* _TASK SET_
1. From the reflection on women in ministry, copy the passage starting with "Telling a different" and going on through "strife and division.".
2. In the rows, rewrite the lines starting with the line with "nav-home-icon[interactable] [214, 767, 234, 787]" and going on through the line with "nav-back-icon[interactable] [113, 769, 127, 787]", changing "voyage-card" to "trip-card" and leaving everything else as it is. Return only those lines.

=== TEXT PROVIDED ===

Thursday, 22 September 2016

Telling a different story

A Reflection on a Conference of Women in Ministry:
I'm always struck when women who minister in the church get together, how quickly stories of being discounted, discriminated against and other such appalling stories emerge. Alongside our personal stories, there are also legions of stories told on behalf of others. Stories that tell of the love of God being withheld and the call of God being denied. There is, undoubtedly, a place for such stories, such vulnerability, such sharing.
But I am concerned that by continually sharing these painful narratives, psrticularly long after we have picked ourselves up, dusted ourselves down and, dare I say it, triumphed in spite of such experiences, that we perpetuate the culture of strife and division.
I want to see women in ministry claiming their rightful place in the Kingdom of God, even if that erodes and destroys the institution that the church has become. Displaying their femininity, owning their power as bringers of life, harbingers of light, beloved children of God, called, commissioned, sent.
As long as we accentuate the stories of our oppression and injustice, we overlook the subversive stories of the positive effects of our ministry ordained and enabled by God. I suppose I'm subscribing to the notion of "by their fruits shall Ye know them." 
Two of my Biblical heroes are Shiprah and Puah, the Hebrew midwives who defied the orders of the Pharaoh and spared the lives of Hebrew males whom he had ordered to be killed at birth - one of whom was Moses. And my modus operandi in the church has been to find a way to work around whatever obstacles are put in the way of ministry.

=== SUPPLIED RECORDS ===

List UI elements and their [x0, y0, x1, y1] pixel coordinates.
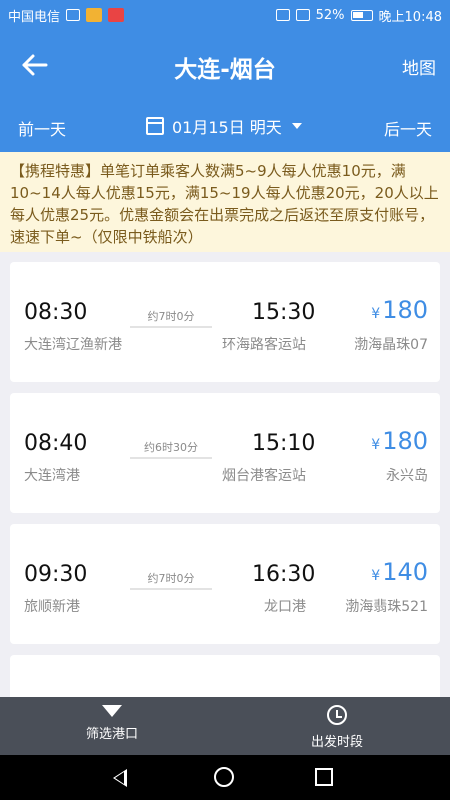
nav-home-icon[interactable] [214, 767, 234, 787]
voyage-card[interactable]: 08:30 大连湾辽渔新港 约7时0分 15:30 环海路客运站 ¥180 渤海… [10, 262, 440, 382]
ship-name: 渤海晶珠07 [354, 337, 428, 353]
arrival-time: 15:30 [252, 300, 316, 325]
price-value: 140 [382, 558, 428, 586]
currency-symbol: ¥ [371, 437, 381, 453]
next-day-button[interactable]: 后一天 [384, 116, 432, 140]
departure-time: 08:40 [24, 431, 88, 456]
voyage-card[interactable]: 09:30 旅顺新港 约7时0分 16:30 龙口港 ¥140 渤海翡珠521 [10, 524, 440, 644]
departure-time: 08:30 [24, 300, 88, 325]
duration-line [130, 326, 212, 328]
date-label: 01月15日 明天 [172, 118, 282, 137]
wifi-icon [295, 9, 310, 21]
arrival-port: 龙口港 [264, 599, 306, 615]
bottom-toolbar: 筛选港口 出发时段 [0, 697, 450, 755]
bluetooth-icon [275, 9, 290, 21]
message-icon [66, 9, 81, 21]
chevron-down-icon [291, 123, 302, 129]
nav-back-icon[interactable] [113, 769, 127, 787]
price: ¥180 [371, 296, 428, 324]
ship-name: 永兴岛 [386, 468, 428, 484]
map-button[interactable]: 地图 [402, 54, 436, 79]
currency-symbol: ¥ [371, 568, 381, 584]
filter-icon [102, 705, 122, 717]
app-header: 大连-烟台 地图 [0, 30, 450, 100]
duration-line [130, 457, 212, 459]
date-bar: 前一天 01月15日 明天 后一天 [0, 100, 450, 152]
duration: 约6时30分 [144, 441, 198, 454]
filter-port-button[interactable]: 筛选港口 [52, 705, 172, 742]
currency-symbol: ¥ [371, 306, 381, 322]
duration: 约7时0分 [147, 572, 195, 585]
page-title: 大连-烟台 [174, 57, 276, 83]
price: ¥180 [371, 427, 428, 455]
departure-port: 大连湾辽渔新港 [24, 337, 122, 353]
arrival-time: 15:10 [252, 431, 316, 456]
departure-port: 旅顺新港 [24, 599, 80, 615]
arrival-port: 烟台港客运站 [222, 468, 306, 484]
arrival-time: 16:30 [252, 562, 316, 587]
ship-name: 渤海翡珠521 [345, 599, 428, 615]
arrival-port: 环海路客运站 [222, 337, 306, 353]
departure-time-button[interactable]: 出发时段 [277, 705, 397, 750]
duration-line [130, 588, 212, 590]
price-value: 180 [382, 296, 428, 324]
clock-icon [327, 705, 347, 725]
clock-time: 晚上10:48 [378, 9, 442, 25]
duration: 约7时0分 [147, 310, 195, 323]
promo-banner: 【携程特惠】单笔订单乘客人数满5~9人每人优惠10元，满10~14人每人优惠15… [0, 152, 450, 252]
status-bar: 中国电信 52% 晚上10:48 [0, 0, 450, 30]
date-picker[interactable]: 01月15日 明天 [146, 114, 302, 138]
calendar-icon [146, 117, 164, 135]
prev-day-button[interactable]: 前一天 [18, 116, 66, 140]
battery-icon [350, 9, 373, 21]
departure-port: 大连湾港 [24, 468, 80, 484]
app-notification-icon-2 [108, 8, 125, 22]
app-notification-icon [86, 8, 103, 22]
nav-recent-apps-icon[interactable] [315, 768, 333, 786]
voyage-card[interactable]: 08:40 大连湾港 约6时30分 15:10 烟台港客运站 ¥180 永兴岛 [10, 393, 440, 513]
departure-time: 09:30 [24, 562, 88, 587]
departure-time-label: 出发时段 [310, 735, 363, 750]
system-nav-bar [0, 755, 450, 800]
price: ¥140 [371, 558, 428, 586]
filter-port-label: 筛选港口 [85, 727, 138, 742]
price-value: 180 [382, 427, 428, 455]
carrier-label: 中国电信 [8, 9, 61, 25]
battery-percent: 52% [315, 7, 345, 23]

===

* _ANSWERS PER TASK_
1.
Telling a different story

A Reflection on a Conference of Women in Ministry:
I'm always struck when women who minister in the church get together, how quickly stories of being discounted, discriminated against and other such appalling stories emerge. Alongside our personal stories, there are also legions of stories told on behalf of others. Stories that tell of the love of God being withheld and the call of God being denied. There is, undoubtedly, a place for such stories, such vulnerability, such sharing.
But I am concerned that by continually sharing these painful narratives, psrticularly long after we have picked ourselves up, dusted ourselves down and, dare I say it, triumphed in spite of such experiences, that we perpetuate the culture of strife and division.

2.
nav-home-icon[interactable] [214, 767, 234, 787]
trip-card[interactable]: 08:30 大连湾辽渔新港 约7时0分 15:30 环海路客运站 ¥180 渤海… [10, 262, 440, 382]
ship-name: 渤海晶珠07 [354, 337, 428, 353]
arrival-time: 15:30 [252, 300, 316, 325]
price-value: 140 [382, 558, 428, 586]
currency-symbol: ¥ [371, 437, 381, 453]
next-day-button[interactable]: 后一天 [384, 116, 432, 140]
departure-time: 08:40 [24, 431, 88, 456]
trip-card[interactable]: 09:30 旅顺新港 约7时0分 16:30 龙口港 ¥140 渤海翡珠521 [10, 524, 440, 644]
departure-time: 08:30 [24, 300, 88, 325]
duration-line [130, 326, 212, 328]
date-label: 01月15日 明天 [172, 118, 282, 137]
wifi-icon [295, 9, 310, 21]
arrival-port: 龙口港 [264, 599, 306, 615]
bottom-toolbar: 筛选港口 出发时段 [0, 697, 450, 755]
bluetooth-icon [275, 9, 290, 21]
message-icon [66, 9, 81, 21]
chevron-down-icon [291, 123, 302, 129]
nav-back-icon[interactable] [113, 769, 127, 787]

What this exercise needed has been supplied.